» What is needed
Present each line of the entries below that holds the word "esetben".

***** Excerpted data

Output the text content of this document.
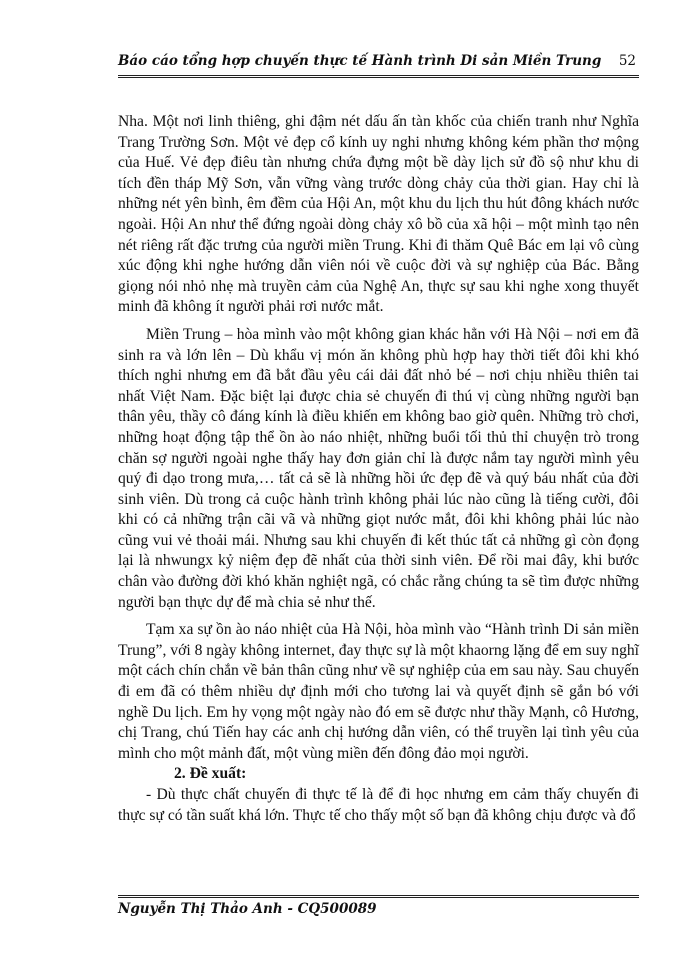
Báo cáo tổng hợp chuyến thực tế Hành trình Di sản Miền Trung 52

Nha. Một nơi linh thiêng, ghi đậm nét dấu ấn tàn khốc của chiến tranh như Nghĩa Trang Trường Sơn. Một vẻ đẹp cổ kính uy nghi nhưng không kém phần thơ mộng của Huế. Vẻ đẹp điêu tàn nhưng chứa đựng một bề dày lịch sử đồ sộ như khu di tích đền tháp Mỹ Sơn, vẫn vững vàng trước dòng chảy của thời gian. Hay chỉ là những nét yên bình, êm đềm của Hội An, một khu du lịch thu hút đông khách nước ngoài. Hội An như thể đứng ngoài dòng chảy xô bồ của xã hội – một mình tạo nên nét riêng rất đặc trưng của người miền Trung. Khi đi thăm Quê Bác em lại vô cùng xúc động khi nghe hướng dẫn viên nói về cuộc đời và sự nghiệp của Bác. Bằng giọng nói nhỏ nhẹ mà truyền cảm của Nghệ An, thực sự sau khi nghe xong thuyết minh đã không ít người phải rơi nước mắt.

Miền Trung – hòa mình vào một không gian khác hẳn với Hà Nội – nơi em đã sinh ra và lớn lên – Dù khẩu vị món ăn không phù hợp hay thời tiết đôi khi khó thích nghi nhưng em đã bắt đầu yêu cái dải đất nhỏ bé – nơi chịu nhiều thiên tai nhất Việt Nam. Đặc biệt lại được chia sẻ chuyến đi thú vị cùng những người bạn thân yêu, thầy cô đáng kính là điều khiến em không bao giờ quên. Những trò chơi, những hoạt động tập thể ồn ào náo nhiệt, những buổi tối thủ thỉ chuyện trò trong chăn sợ người ngoài nghe thấy hay đơn giản chỉ là được nắm tay người mình yêu quý đi dạo trong mưa,… tất cả sẽ là những hồi ức đẹp đẽ và quý báu nhất của đời sinh viên. Dù trong cả cuộc hành trình không phải lúc nào cũng là tiếng cười, đôi khi có cả những trận cãi vã và những giọt nước mắt, đôi khi không phải lúc nào cũng vui vẻ thoải mái. Nhưng sau khi chuyến đi kết thúc tất cả những gì còn đọng lại là nhwungx kỷ niệm đẹp đẽ nhất của thời sinh viên. Để rồi mai đây, khi bước chân vào đường đời khó khăn nghiệt ngã, có chắc rằng chúng ta sẽ tìm được những người bạn thực dự để mà chia sẻ như thế.

Tạm xa sự ồn ào náo nhiệt của Hà Nội, hòa mình vào “Hành trình Di sản miền Trung”, với 8 ngày không internet, đay thực sự là một khaorng lặng để em suy nghĩ một cách chín chắn về bản thân cũng như về sự nghiệp của em sau này. Sau chuyến đi em đã có thêm nhiều dự định mới cho tương lai và quyết định sẽ gắn bó với nghề Du lịch. Em hy vọng một ngày nào đó em sẽ được như thầy Mạnh, cô Hương, chị Trang, chú Tiến hay các anh chị hướng dẫn viên, có thể truyền lại tình yêu của mình cho một mảnh đất, một vùng miền đến đông đảo mọi người.

2. Đề xuất:

- Dù thực chất chuyến đi thực tế là để đi học nhưng em cảm thấy chuyến đi thực sự có tần suất khá lớn. Thực tế cho thấy một số bạn đã không chịu được và đổ

Nguyễn Thị Thảo Anh - CQ500089
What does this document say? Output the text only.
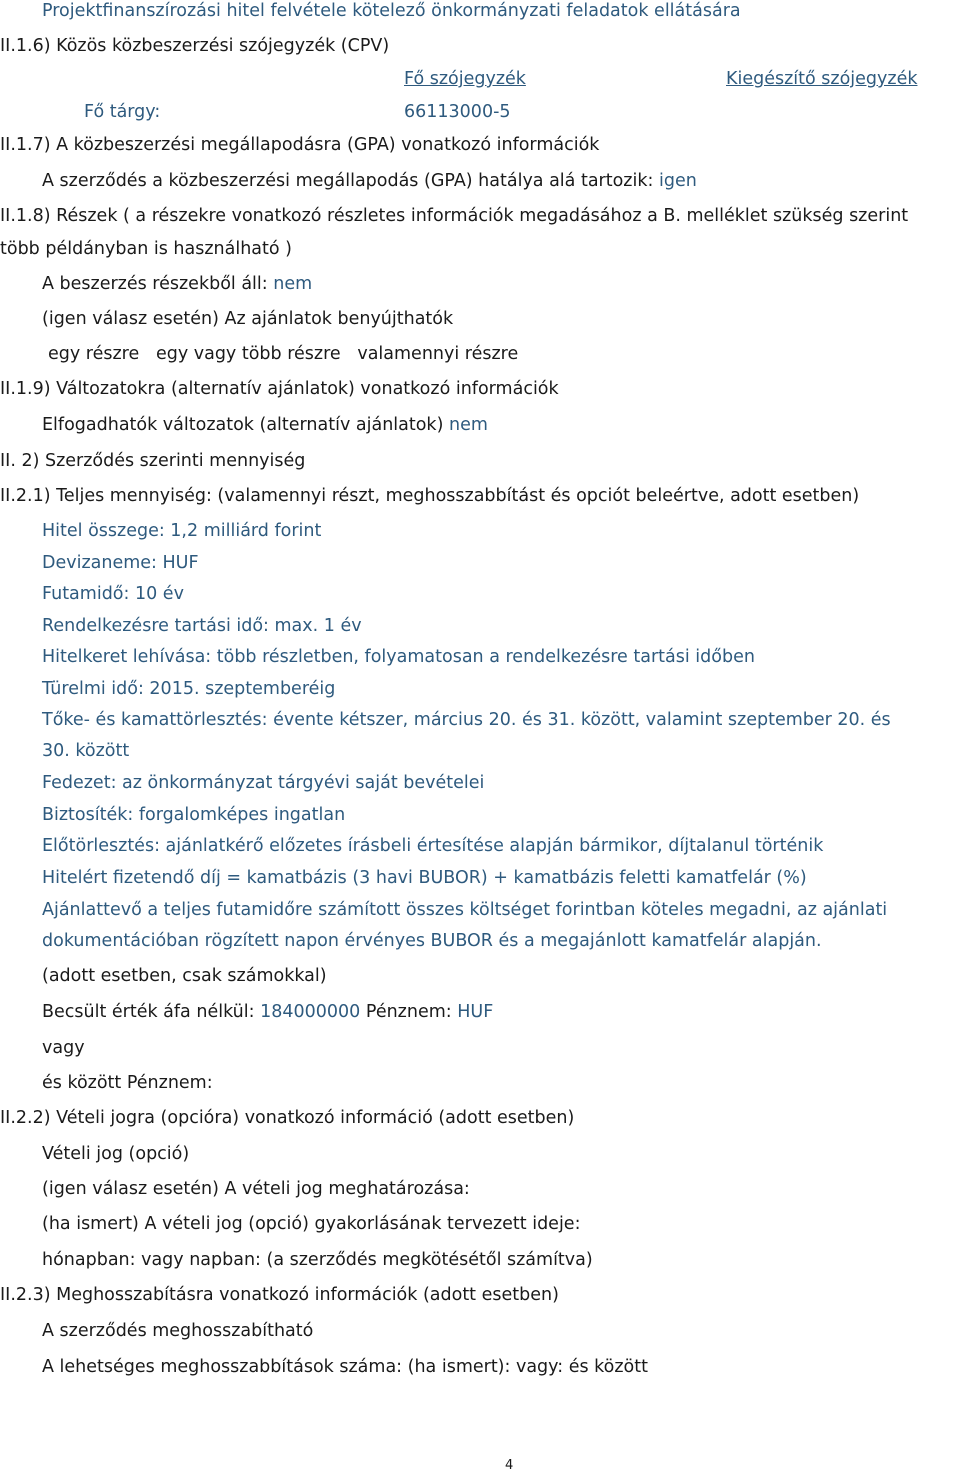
Projektfinanszírozási hitel felvétele kötelező önkormányzati feladatok ellátására
II.1.6) Közös közbeszerzési szójegyzék (CPV)
Fő szójegyzék	Kiegészítő szójegyzék
Fő tárgy:	66113000-5
II.1.7) A közbeszerzési megállapodásra (GPA) vonatkozó információk
A szerződés a közbeszerzési megállapodás (GPA) hatálya alá tartozik: igen
II.1.8) Részek ( a részekre vonatkozó részletes információk megadásához a B. melléklet szükség szerint
több példányban is használható )
A beszerzés részekből áll: nem
(igen válasz esetén) Az ajánlatok benyújthatók
egy részre   egy vagy több részre   valamennyi részre
II.1.9) Változatokra (alternatív ajánlatok) vonatkozó információk
Elfogadhatók változatok (alternatív ajánlatok) nem
II. 2) Szerződés szerinti mennyiség
II.2.1) Teljes mennyiség: (valamennyi részt, meghosszabbítást és opciót beleértve, adott esetben)
Hitel összege: 1,2 milliárd forint
Devizaneme: HUF
Futamidő: 10 év
Rendelkezésre tartási idő: max. 1 év
Hitelkeret lehívása: több részletben, folyamatosan a rendelkezésre tartási időben
Türelmi idő: 2015. szeptemberéig
Tőke- és kamattörlesztés: évente kétszer, március 20. és 31. között, valamint szeptember 20. és
30. között
Fedezet: az önkormányzat tárgyévi saját bevételei
Biztosíték: forgalomképes ingatlan
Előtörlesztés: ajánlatkérő előzetes írásbeli értesítése alapján bármikor, díjtalanul történik
Hitelért fizetendő díj = kamatbázis (3 havi BUBOR) + kamatbázis feletti kamatfelár (%)
Ajánlattevő a teljes futamidőre számított összes költséget forintban köteles megadni, az ajánlati
dokumentációban rögzített napon érvényes BUBOR és a megajánlott kamatfelár alapján.
(adott esetben, csak számokkal)
Becsült érték áfa nélkül: 184000000 Pénznem: HUF
vagy
és között Pénznem:
II.2.2) Vételi jogra (opcióra) vonatkozó információ (adott esetben)
Vételi jog (opció)
(igen válasz esetén) A vételi jog meghatározása:
(ha ismert) A vételi jog (opció) gyakorlásának tervezett ideje:
hónapban: vagy napban: (a szerződés megkötésétől számítva)
II.2.3) Meghosszabításra vonatkozó információk (adott esetben)
A szerződés meghosszabítható
A lehetséges meghosszabbítások száma: (ha ismert): vagy: és között
4
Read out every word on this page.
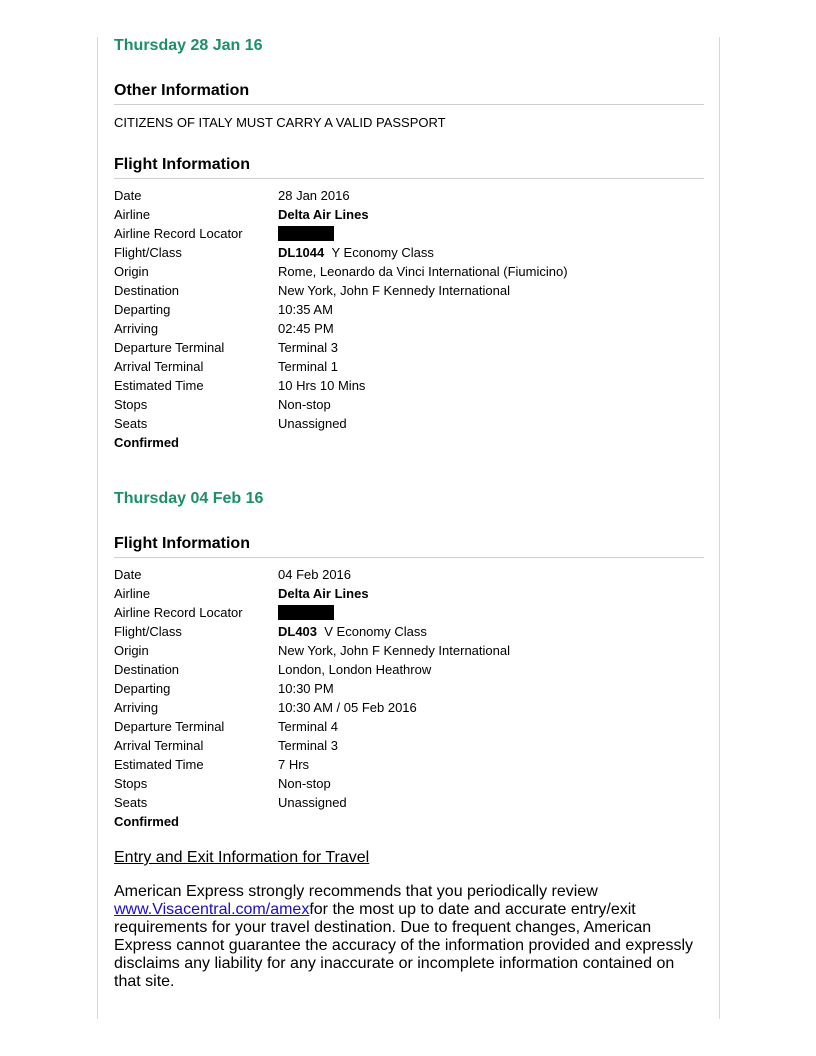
Thursday 28 Jan 16
Other Information

CITIZENS OF ITALY MUST CARRY A VALID PASSPORT

Flight Information
Date	28 Jan 2016
Airline	Delta Air Lines
Airline Record Locator	
Flight/Class	DL1044 Y Economy Class
Origin	Rome, Leonardo da Vinci International (Fiumicino)
Destination	New York, John F Kennedy International
Departing	10:35 AM
Arriving	02:45 PM
Departure Terminal	Terminal 3
Arrival Terminal	Terminal 1
Estimated Time	10 Hrs 10 Mins
Stops	Non-stop
Seats	Unassigned

Confirmed

Thursday 04 Feb 16
Flight Information
Date	04 Feb 2016
Airline	Delta Air Lines
Airline Record Locator	
Flight/Class	DL403 V Economy Class
Origin	New York, John F Kennedy International
Destination	London, London Heathrow
Departing	10:30 PM
Arriving	10:30 AM / 05 Feb 2016
Departure Terminal	Terminal 4
Arrival Terminal	Terminal 3
Estimated Time	7 Hrs
Stops	Non-stop
Seats	Unassigned

Confirmed

Entry and Exit Information for Travel

American Express strongly recommends that you periodically review www.Visacentral.com/amexfor the most up to date and accurate entry/exit requirements for your travel destination. Due to frequent changes, American Express cannot guarantee the accuracy of the information provided and expressly disclaims any liability for any inaccurate or incomplete information contained on that site.
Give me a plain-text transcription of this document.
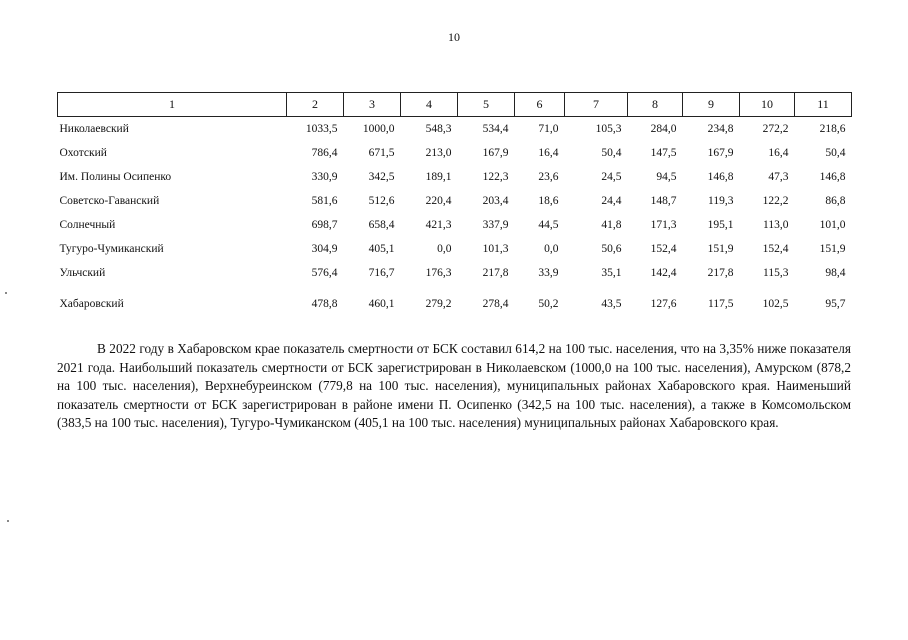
10
1	2	3	4	5	6	7	8	9	10	11
Николаевский	1033,5	1000,0	548,3	534,4	71,0	105,3	284,0	234,8	272,2	218,6
Охотский	786,4	671,5	213,0	167,9	16,4	50,4	147,5	167,9	16,4	50,4
Им. Полины Осипенко	330,9	342,5	189,1	122,3	23,6	24,5	94,5	146,8	47,3	146,8
Советско-Гаванский	581,6	512,6	220,4	203,4	18,6	24,4	148,7	119,3	122,2	86,8
Солнечный	698,7	658,4	421,3	337,9	44,5	41,8	171,3	195,1	113,0	101,0
Тугуро-Чумиканский	304,9	405,1	0,0	101,3	0,0	50,6	152,4	151,9	152,4	151,9
Ульчский	576,4	716,7	176,3	217,8	33,9	35,1	142,4	217,8	115,3	98,4

Хабаровский	478,8	460,1	279,2	278,4	50,2	43,5	127,6	117,5	102,5	95,7

В 2022 году в Хабаровском крае показатель смертности от БСК составил 614,2 на 100 тыс. населения, что на 3,35% ниже показателя 2021 года. Наибольший показатель смертности от БСК зарегистрирован в Николаевском (1000,0 на 100 тыс. населения), Амурском (878,2 на 100 тыс. населения), Верхнебуреинском (779,8 на 100 тыс. населения), муниципальных районах Хабаровского края. Наименьший показатель смертности от БСК зарегистрирован в районе имени П. Осипенко (342,5 на 100 тыс. населения), а также в Комсомольском (383,5 на 100 тыс. населения), Тугуро-Чумиканском (405,1 на 100 тыс. населения) муниципальных районах Хабаровского края.
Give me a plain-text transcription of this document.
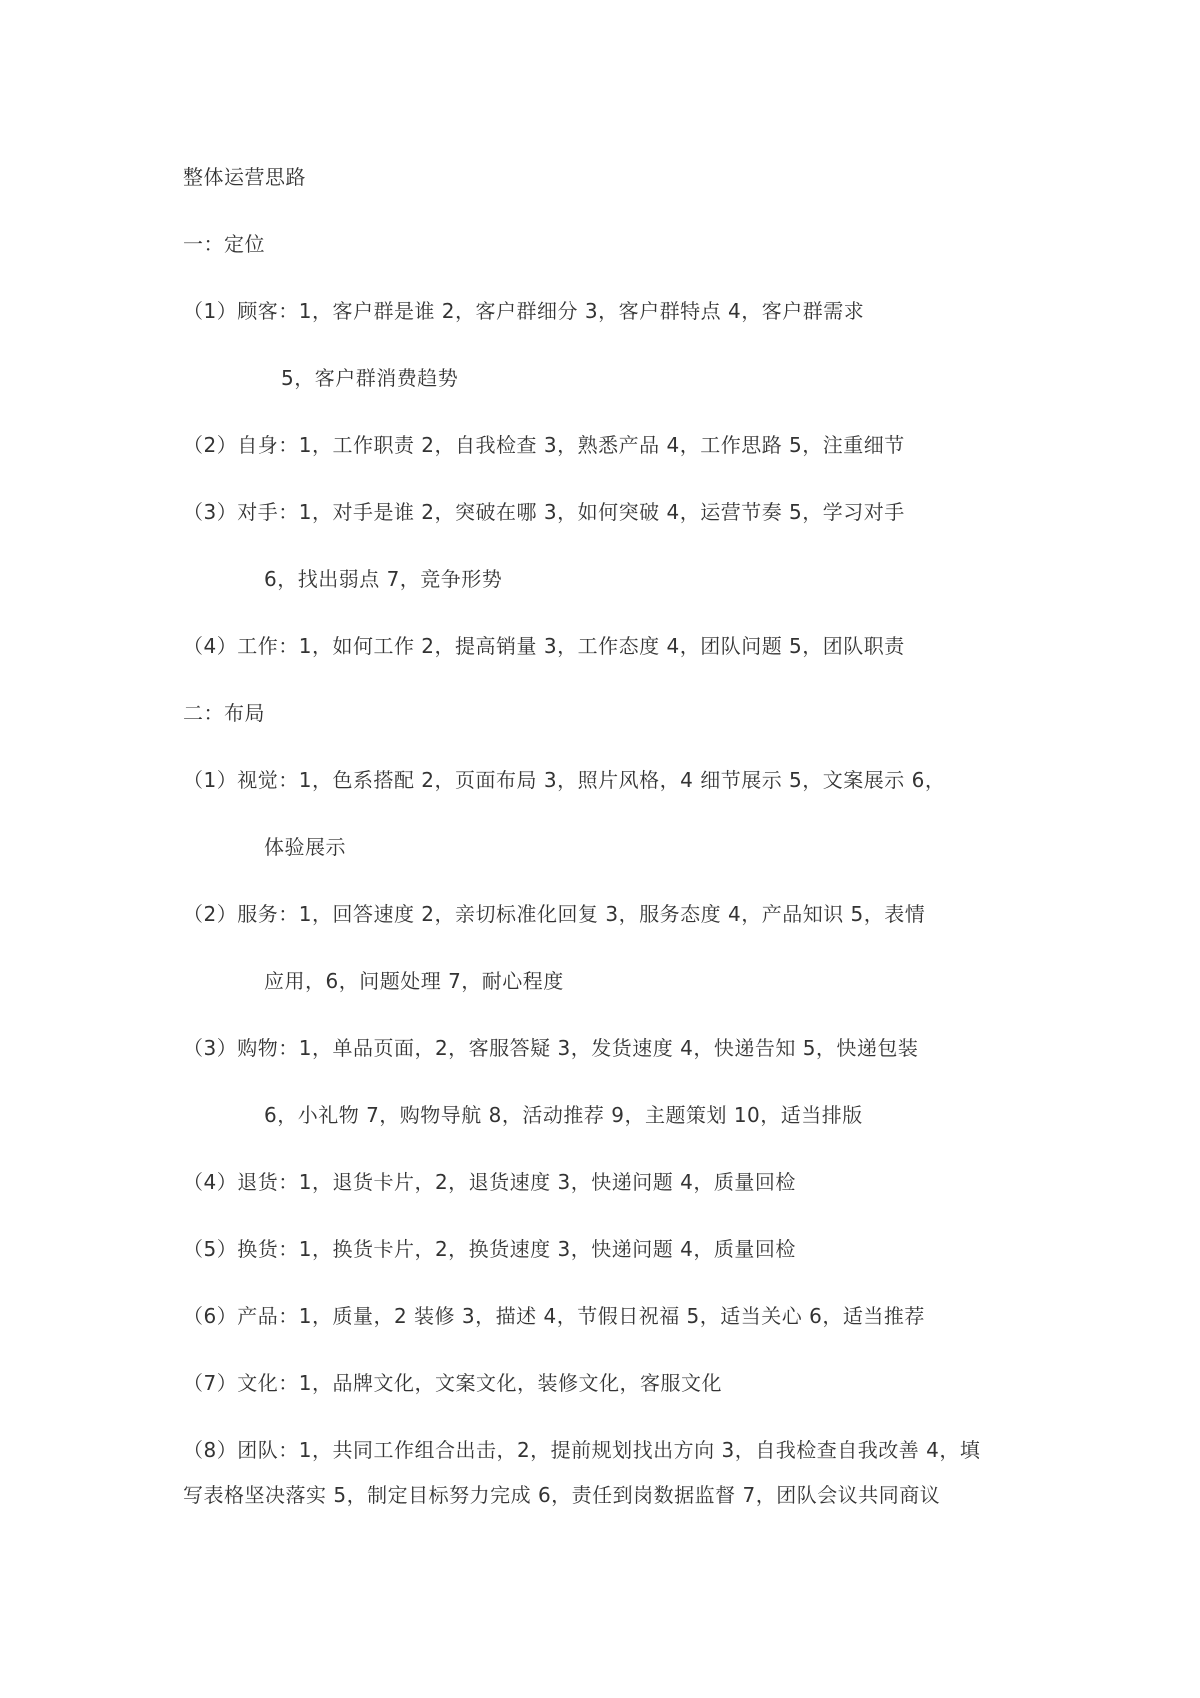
整体运营思路
一：定位
（1）顾客：1，客户群是谁 2，客户群细分 3，客户群特点 4，客户群需求
5，客户群消费趋势
（2）自身：1，工作职责 2，自我检查 3，熟悉产品 4，工作思路 5，注重细节
（3）对手：1，对手是谁 2，突破在哪 3，如何突破 4，运营节奏 5，学习对手
6，找出弱点 7，竞争形势
（4）工作：1，如何工作 2，提高销量 3，工作态度 4，团队问题 5，团队职责
二：布局
（1）视觉：1，色系搭配 2，页面布局 3，照片风格，4 细节展示 5，文案展示 6，
体验展示
（2）服务：1，回答速度 2，亲切标准化回复 3，服务态度 4，产品知识 5，表情
应用，6，问题处理 7，耐心程度
（3）购物：1，单品页面，2，客服答疑 3，发货速度 4，快递告知 5，快递包装
6，小礼物 7，购物导航 8，活动推荐 9，主题策划 10，适当排版
（4）退货：1，退货卡片，2，退货速度 3，快递问题 4，质量回检
（5）换货：1，换货卡片，2，换货速度 3，快递问题 4，质量回检
（6）产品：1，质量，2 装修 3，描述 4，节假日祝福 5，适当关心 6，适当推荐
（7）文化：1，品牌文化，文案文化，装修文化，客服文化
（8）团队：1，共同工作组合出击，2，提前规划找出方向 3，自我检查自我改善 4，填
写表格坚决落实 5，制定目标努力完成 6，责任到岗数据监督 7，团队会议共同商议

**********

» Exercise output
II.2.1) Teljes mennyiség: (valamennyi részt, meghosszabbítást és opciót beleértve, adott esetben)
(adott esetben, csak számokkal)
II.2.2) Vételi jogra (opcióra) vonatkozó információ (adott esetben)
II.2.3) Meghosszabításra vonatkozó információk (adott esetben)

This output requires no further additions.